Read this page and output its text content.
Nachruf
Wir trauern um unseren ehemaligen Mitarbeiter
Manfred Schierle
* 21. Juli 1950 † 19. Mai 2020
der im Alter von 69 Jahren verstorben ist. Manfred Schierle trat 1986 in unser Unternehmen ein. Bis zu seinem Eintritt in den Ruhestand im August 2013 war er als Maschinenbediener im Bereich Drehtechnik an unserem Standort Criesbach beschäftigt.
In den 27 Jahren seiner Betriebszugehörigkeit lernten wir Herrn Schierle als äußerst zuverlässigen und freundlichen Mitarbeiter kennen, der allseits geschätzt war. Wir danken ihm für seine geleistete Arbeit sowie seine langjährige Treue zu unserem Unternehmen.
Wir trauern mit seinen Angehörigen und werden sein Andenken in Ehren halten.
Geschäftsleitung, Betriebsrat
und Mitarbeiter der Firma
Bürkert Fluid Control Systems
--------------------------------------------------
Given exercise:
Show all lines from the data above in which the word "trauern" appears.

Answer to this problem:
Wir trauern um unseren ehemaligen Mitarbeiter
Wir trauern mit seinen Angehörigen und werden sein Andenken in Ehren halten.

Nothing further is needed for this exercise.